== Task to complete ==
Your task is to copy every record exactly.

== Records for the task ==

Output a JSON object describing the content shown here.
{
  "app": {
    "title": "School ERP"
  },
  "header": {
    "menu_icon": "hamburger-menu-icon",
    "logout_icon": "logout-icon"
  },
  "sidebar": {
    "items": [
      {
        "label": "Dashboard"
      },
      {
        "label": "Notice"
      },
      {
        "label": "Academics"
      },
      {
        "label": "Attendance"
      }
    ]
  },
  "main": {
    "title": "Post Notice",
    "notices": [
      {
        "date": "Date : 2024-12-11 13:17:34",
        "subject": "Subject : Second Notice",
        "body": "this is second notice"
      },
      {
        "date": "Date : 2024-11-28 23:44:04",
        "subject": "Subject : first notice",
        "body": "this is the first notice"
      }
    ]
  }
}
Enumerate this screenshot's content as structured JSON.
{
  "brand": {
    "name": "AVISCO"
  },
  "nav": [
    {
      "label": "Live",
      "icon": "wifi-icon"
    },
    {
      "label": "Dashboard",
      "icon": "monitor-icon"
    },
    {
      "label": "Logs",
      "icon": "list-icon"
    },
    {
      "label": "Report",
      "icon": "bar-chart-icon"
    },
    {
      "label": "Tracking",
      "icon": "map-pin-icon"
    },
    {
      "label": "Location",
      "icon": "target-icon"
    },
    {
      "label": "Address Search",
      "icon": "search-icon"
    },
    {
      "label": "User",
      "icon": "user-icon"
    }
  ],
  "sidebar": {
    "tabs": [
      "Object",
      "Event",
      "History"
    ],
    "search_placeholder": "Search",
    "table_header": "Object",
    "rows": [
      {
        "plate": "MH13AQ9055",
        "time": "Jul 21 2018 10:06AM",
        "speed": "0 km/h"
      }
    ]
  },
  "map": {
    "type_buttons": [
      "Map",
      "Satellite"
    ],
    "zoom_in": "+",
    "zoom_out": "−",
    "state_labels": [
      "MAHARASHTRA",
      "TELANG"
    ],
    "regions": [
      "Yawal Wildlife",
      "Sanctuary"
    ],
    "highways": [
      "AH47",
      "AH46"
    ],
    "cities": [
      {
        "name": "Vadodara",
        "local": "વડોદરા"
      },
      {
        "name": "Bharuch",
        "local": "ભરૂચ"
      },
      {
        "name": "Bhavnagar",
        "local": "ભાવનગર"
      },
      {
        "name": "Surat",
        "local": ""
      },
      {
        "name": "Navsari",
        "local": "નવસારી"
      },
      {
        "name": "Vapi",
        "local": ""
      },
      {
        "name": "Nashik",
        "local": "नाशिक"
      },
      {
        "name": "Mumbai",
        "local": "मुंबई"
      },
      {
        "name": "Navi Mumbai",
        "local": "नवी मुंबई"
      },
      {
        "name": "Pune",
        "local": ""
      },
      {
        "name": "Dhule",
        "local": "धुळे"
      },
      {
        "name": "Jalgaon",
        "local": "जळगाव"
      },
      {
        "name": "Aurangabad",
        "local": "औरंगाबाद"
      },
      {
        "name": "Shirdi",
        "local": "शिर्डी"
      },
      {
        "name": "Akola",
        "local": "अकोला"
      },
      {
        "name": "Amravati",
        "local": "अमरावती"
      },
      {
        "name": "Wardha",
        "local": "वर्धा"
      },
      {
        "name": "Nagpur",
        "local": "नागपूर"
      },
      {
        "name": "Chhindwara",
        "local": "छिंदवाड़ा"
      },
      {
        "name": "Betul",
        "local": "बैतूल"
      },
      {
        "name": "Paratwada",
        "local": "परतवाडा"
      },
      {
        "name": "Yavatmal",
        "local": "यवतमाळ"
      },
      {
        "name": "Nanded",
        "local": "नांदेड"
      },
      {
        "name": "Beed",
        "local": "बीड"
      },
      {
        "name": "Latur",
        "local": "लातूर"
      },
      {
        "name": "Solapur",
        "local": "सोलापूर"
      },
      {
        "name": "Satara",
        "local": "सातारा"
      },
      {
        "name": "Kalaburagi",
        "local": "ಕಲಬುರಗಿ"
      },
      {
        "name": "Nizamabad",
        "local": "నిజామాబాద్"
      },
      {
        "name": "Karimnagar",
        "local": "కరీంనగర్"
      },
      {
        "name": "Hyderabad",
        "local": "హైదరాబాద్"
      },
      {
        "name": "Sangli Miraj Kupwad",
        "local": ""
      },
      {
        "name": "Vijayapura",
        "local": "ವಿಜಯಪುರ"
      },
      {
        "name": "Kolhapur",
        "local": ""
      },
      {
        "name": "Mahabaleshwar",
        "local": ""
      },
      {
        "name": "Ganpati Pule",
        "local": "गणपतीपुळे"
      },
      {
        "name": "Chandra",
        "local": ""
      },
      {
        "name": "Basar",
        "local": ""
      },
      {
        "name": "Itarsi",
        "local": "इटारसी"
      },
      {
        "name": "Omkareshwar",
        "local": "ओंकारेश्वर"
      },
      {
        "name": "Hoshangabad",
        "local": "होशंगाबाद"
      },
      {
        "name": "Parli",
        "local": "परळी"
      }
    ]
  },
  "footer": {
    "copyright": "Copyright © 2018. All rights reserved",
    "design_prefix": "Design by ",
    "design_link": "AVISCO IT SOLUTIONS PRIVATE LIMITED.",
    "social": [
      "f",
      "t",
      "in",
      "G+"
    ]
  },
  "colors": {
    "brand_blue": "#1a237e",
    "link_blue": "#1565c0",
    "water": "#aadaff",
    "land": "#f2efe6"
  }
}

== The response ==
Output a JSON object describing the content shown here.
{
  "app": {
    "title": "School ERP"
  },
  "header": {
    "menu_icon": "hamburger-menu-icon",
    "logout_icon": "logout-icon"
  },
  "sidebar": {
    "items": [
      {
        "label": "Dashboard"
      },
      {
        "label": "Notice"
      },
      {
        "label": "Academics"
      },
      {
        "label": "Attendance"
      }
    ]
  },
  "main": {
    "title": "Post Notice",
    "notices": [
      {
        "date": "Date : 2024-12-11 13:17:34",
        "subject": "Subject : Second Notice",
        "body": "this is second notice"
      },
      {
        "date": "Date : 2024-11-28 23:44:04",
        "subject": "Subject : first notice",
        "body": "this is the first notice"
      }
    ]
  }
}
Enumerate this screenshot's content as structured JSON.
{
  "brand": {
    "name": "AVISCO"
  },
  "nav": [
    {
      "label": "Live",
      "icon": "wifi-icon"
    },
    {
      "label": "Dashboard",
      "icon": "monitor-icon"
    },
    {
      "label": "Logs",
      "icon": "list-icon"
    },
    {
      "label": "Report",
      "icon": "bar-chart-icon"
    },
    {
      "label": "Tracking",
      "icon": "map-pin-icon"
    },
    {
      "label": "Location",
      "icon": "target-icon"
    },
    {
      "label": "Address Search",
      "icon": "search-icon"
    },
    {
      "label": "User",
      "icon": "user-icon"
    }
  ],
  "sidebar": {
    "tabs": [
      "Object",
      "Event",
      "History"
    ],
    "search_placeholder": "Search",
    "table_header": "Object",
    "rows": [
      {
        "plate": "MH13AQ9055",
        "time": "Jul 21 2018 10:06AM",
        "speed": "0 km/h"
      }
    ]
  },
  "map": {
    "type_buttons": [
      "Map",
      "Satellite"
    ],
    "zoom_in": "+",
    "zoom_out": "−",
    "state_labels": [
      "MAHARASHTRA",
      "TELANG"
    ],
    "regions": [
      "Yawal Wildlife",
      "Sanctuary"
    ],
    "highways": [
      "AH47",
      "AH46"
    ],
    "cities": [
      {
        "name": "Vadodara",
        "local": "વડોદરા"
      },
      {
        "name": "Bharuch",
        "local": "ભરૂચ"
      },
      {
        "name": "Bhavnagar",
        "local": "ભાવનગર"
      },
      {
        "name": "Surat",
        "local": ""
      },
      {
        "name": "Navsari",
        "local": "નવસારી"
      },
      {
        "name": "Vapi",
        "local": ""
      },
      {
        "name": "Nashik",
        "local": "नाशिक"
      },
      {
        "name": "Mumbai",
        "local": "मुंबई"
      },
      {
        "name": "Navi Mumbai",
        "local": "नवी मुंबई"
      },
      {
        "name": "Pune",
        "local": ""
      },
      {
        "name": "Dhule",
        "local": "धुळे"
      },
      {
        "name": "Jalgaon",
        "local": "जळगाव"
      },
      {
        "name": "Aurangabad",
        "local": "औरंगाबाद"
      },
      {
        "name": "Shirdi",
        "local": "शिर्डी"
      },
      {
        "name": "Akola",
        "local": "अकोला"
      },
      {
        "name": "Amravati",
        "local": "अमरावती"
      },
      {
        "name": "Wardha",
        "local": "वर्धा"
      },
      {
        "name": "Nagpur",
        "local": "नागपूर"
      },
      {
        "name": "Chhindwara",
        "local": "छिंदवाड़ा"
      },
      {
        "name": "Betul",
        "local": "बैतूल"
      },
      {
        "name": "Paratwada",
        "local": "परतवाडा"
      },
      {
        "name": "Yavatmal",
        "local": "यवतमाळ"
      },
      {
        "name": "Nanded",
        "local": "नांदेड"
      },
      {
        "name": "Beed",
        "local": "बीड"
      },
      {
        "name": "Latur",
        "local": "लातूर"
      },
      {
        "name": "Solapur",
        "local": "सोलापूर"
      },
      {
        "name": "Satara",
        "local": "सातारा"
      },
      {
        "name": "Kalaburagi",
        "local": "ಕಲಬುರಗಿ"
      },
      {
        "name": "Nizamabad",
        "local": "నిజామాబాద్"
      },
      {
        "name": "Karimnagar",
        "local": "కరీంనగర్"
      },
      {
        "name": "Hyderabad",
        "local": "హైదరాబాద్"
      },
      {
        "name": "Sangli Miraj Kupwad",
        "local": ""
      },
      {
        "name": "Vijayapura",
        "local": "ವಿಜಯಪುರ"
      },
      {
        "name": "Kolhapur",
        "local": ""
      },
      {
        "name": "Mahabaleshwar",
        "local": ""
      },
      {
        "name": "Ganpati Pule",
        "local": "गणपतीपुळे"
      },
      {
        "name": "Chandra",
        "local": ""
      },
      {
        "name": "Basar",
        "local": ""
      },
      {
        "name": "Itarsi",
        "local": "इटारसी"
      },
      {
        "name": "Omkareshwar",
        "local": "ओंकारेश्वर"
      },
      {
        "name": "Hoshangabad",
        "local": "होशंगाबाद"
      },
      {
        "name": "Parli",
        "local": "परळी"
      }
    ]
  },
  "footer": {
    "copyright": "Copyright © 2018. All rights reserved",
    "design_prefix": "Design by ",
    "design_link": "AVISCO IT SOLUTIONS PRIVATE LIMITED.",
    "social": [
      "f",
      "t",
      "in",
      "G+"
    ]
  },
  "colors": {
    "brand_blue": "#1a237e",
    "link_blue": "#1565c0",
    "water": "#aadaff",
    "land": "#f2efe6"
  }
}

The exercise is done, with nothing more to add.